## Set exercise:
Show every line of the records below that contains the word "TOTAL".

## Dataset entries:
▼
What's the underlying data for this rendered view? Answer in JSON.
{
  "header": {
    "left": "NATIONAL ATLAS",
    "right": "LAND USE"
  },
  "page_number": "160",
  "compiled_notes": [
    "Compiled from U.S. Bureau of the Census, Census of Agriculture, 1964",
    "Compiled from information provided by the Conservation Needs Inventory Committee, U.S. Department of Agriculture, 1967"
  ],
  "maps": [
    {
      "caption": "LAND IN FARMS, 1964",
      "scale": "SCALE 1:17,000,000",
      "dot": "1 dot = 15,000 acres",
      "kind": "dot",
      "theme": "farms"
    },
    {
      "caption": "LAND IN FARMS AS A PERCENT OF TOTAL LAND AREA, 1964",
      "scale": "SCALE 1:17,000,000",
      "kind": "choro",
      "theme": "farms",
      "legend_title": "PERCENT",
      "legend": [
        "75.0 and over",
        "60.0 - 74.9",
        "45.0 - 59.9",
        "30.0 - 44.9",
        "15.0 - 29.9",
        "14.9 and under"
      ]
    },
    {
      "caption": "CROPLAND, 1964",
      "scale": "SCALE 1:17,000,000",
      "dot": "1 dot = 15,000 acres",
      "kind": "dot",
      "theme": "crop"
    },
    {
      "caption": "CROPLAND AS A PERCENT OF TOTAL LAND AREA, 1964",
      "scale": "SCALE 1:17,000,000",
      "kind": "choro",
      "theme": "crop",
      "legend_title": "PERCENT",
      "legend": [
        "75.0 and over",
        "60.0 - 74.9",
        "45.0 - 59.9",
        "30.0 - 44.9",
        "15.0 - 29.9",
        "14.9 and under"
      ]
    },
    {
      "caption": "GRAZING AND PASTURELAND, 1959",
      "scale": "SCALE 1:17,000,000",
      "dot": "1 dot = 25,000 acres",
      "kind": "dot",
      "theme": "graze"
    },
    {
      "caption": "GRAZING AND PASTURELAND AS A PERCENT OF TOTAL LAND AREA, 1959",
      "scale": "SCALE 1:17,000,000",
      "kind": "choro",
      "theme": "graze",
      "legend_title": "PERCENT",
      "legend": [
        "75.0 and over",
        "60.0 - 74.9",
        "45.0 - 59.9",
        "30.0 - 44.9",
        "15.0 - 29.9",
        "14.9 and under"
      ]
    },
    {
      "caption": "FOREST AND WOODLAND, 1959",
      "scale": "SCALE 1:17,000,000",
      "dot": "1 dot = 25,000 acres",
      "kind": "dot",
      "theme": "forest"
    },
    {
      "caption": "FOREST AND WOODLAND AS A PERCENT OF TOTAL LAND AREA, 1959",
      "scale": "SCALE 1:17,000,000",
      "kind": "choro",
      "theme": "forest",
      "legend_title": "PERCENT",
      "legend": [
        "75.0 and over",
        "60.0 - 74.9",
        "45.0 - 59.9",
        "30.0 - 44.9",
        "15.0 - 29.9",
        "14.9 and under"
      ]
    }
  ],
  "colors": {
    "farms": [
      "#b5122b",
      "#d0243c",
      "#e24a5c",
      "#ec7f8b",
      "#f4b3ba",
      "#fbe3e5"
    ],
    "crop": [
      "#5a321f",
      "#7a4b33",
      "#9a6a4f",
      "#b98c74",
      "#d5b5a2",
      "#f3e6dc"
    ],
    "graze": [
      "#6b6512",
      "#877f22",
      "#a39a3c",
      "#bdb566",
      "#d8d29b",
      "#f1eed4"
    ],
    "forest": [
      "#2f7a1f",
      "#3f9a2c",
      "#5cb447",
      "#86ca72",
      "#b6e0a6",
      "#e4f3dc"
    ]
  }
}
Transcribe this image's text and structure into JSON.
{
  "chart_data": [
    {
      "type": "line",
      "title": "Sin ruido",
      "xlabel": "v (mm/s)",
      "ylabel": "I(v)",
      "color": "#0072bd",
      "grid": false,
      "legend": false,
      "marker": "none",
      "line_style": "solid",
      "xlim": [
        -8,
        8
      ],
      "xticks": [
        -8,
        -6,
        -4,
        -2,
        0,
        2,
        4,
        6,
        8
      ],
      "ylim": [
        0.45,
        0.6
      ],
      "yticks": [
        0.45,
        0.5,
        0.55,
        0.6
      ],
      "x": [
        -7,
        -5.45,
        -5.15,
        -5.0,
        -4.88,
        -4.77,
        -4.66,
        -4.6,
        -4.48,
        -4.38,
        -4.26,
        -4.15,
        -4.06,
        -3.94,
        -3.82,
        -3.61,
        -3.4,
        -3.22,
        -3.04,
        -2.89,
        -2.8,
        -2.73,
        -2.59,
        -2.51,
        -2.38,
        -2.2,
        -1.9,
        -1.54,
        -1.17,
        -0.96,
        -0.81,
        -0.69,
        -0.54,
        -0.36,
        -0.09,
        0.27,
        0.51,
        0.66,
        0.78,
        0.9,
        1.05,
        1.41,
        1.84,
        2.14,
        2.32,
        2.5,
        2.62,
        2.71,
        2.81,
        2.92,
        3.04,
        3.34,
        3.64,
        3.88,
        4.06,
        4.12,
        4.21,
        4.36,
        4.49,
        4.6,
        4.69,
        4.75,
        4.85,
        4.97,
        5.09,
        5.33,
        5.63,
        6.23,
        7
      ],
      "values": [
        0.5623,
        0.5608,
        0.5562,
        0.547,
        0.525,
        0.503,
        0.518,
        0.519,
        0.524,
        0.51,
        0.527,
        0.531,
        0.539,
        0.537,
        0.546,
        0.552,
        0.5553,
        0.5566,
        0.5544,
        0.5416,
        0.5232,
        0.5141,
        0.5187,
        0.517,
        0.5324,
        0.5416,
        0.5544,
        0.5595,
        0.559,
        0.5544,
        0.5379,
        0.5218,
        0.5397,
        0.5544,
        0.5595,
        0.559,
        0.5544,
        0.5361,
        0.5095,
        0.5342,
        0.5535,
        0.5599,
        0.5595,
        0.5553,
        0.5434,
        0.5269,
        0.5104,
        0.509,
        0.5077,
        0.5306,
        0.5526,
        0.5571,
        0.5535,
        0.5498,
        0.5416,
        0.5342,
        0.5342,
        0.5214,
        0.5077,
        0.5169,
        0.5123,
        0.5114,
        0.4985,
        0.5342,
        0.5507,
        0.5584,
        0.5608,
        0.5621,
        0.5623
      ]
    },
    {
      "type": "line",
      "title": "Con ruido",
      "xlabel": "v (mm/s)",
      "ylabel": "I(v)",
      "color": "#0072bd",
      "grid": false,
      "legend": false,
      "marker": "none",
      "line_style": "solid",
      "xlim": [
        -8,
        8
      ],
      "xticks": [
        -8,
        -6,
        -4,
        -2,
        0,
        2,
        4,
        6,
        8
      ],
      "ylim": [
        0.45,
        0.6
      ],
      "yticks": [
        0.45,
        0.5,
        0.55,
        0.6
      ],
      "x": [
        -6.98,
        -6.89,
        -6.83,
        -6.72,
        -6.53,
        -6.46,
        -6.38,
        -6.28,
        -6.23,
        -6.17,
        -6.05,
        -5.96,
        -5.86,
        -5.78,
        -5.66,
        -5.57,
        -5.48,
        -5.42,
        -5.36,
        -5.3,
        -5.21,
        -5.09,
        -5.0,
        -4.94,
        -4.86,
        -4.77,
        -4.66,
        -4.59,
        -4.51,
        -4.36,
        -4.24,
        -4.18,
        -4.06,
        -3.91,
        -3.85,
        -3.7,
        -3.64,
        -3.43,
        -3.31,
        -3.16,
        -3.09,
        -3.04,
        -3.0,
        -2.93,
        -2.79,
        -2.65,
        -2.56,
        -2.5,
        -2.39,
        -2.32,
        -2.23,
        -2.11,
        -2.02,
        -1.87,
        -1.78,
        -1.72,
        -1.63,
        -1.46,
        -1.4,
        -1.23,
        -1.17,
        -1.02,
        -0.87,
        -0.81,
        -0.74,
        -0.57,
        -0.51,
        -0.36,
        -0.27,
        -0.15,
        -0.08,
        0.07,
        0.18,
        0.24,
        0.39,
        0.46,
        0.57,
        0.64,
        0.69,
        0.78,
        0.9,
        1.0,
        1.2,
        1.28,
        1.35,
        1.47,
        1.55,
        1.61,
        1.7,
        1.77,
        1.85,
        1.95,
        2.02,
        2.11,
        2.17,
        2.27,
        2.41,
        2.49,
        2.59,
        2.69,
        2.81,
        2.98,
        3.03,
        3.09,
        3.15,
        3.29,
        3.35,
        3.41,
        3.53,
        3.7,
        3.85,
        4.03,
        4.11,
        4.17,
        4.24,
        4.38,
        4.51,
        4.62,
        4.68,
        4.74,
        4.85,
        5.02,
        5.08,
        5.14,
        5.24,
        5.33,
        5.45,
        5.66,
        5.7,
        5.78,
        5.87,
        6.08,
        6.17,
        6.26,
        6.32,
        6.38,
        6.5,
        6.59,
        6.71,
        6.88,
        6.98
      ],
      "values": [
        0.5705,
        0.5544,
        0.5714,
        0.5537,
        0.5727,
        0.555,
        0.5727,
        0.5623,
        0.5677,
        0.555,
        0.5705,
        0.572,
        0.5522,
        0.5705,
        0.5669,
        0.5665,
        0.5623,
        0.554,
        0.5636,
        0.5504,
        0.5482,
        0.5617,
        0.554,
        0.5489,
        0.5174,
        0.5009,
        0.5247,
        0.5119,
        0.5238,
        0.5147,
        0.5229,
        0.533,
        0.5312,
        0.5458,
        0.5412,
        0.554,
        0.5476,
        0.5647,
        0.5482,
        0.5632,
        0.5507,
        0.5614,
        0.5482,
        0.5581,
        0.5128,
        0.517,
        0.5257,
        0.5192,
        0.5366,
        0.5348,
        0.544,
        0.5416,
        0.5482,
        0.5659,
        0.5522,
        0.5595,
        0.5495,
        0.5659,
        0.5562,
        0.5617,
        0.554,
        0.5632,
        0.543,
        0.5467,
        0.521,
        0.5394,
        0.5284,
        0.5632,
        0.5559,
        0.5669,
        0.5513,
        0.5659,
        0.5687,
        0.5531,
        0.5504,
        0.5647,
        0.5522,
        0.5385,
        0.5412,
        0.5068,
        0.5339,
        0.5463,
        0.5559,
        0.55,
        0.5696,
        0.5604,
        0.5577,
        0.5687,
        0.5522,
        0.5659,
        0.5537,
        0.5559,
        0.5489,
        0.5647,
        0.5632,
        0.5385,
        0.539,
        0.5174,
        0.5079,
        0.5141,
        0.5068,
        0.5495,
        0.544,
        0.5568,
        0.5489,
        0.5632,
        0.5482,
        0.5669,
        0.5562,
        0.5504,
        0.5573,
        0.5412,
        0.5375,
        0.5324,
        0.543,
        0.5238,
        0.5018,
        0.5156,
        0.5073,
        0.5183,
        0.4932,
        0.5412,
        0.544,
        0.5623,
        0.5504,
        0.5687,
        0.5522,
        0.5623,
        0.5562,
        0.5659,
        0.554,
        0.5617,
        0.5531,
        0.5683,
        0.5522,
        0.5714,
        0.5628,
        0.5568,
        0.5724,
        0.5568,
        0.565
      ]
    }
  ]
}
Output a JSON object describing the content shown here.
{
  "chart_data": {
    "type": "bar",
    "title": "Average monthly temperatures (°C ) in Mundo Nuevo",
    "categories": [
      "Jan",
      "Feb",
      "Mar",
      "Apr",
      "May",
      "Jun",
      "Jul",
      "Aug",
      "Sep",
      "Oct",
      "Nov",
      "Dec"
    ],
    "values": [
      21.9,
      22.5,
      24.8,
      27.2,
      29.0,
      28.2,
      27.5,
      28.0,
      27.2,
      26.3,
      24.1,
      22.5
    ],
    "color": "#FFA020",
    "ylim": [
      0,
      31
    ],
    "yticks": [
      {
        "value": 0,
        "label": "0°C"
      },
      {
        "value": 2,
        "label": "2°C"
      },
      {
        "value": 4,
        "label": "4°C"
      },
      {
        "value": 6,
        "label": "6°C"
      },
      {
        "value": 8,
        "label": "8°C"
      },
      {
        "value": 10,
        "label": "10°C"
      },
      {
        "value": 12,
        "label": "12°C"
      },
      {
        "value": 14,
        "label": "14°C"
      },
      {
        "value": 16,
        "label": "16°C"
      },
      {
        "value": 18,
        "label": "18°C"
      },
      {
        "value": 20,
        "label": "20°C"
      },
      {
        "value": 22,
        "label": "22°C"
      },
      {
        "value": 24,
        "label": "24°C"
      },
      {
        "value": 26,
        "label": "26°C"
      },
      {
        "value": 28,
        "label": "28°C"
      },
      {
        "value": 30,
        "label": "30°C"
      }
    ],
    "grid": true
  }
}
▲
## Answer in full:
      "caption": "LAND IN FARMS AS A PERCENT OF TOTAL LAND AREA, 1964",
      "caption": "CROPLAND AS A PERCENT OF TOTAL LAND AREA, 1964",
      "caption": "GRAZING AND PASTURELAND AS A PERCENT OF TOTAL LAND AREA, 1959",
      "caption": "FOREST AND WOODLAND AS A PERCENT OF TOTAL LAND AREA, 1959",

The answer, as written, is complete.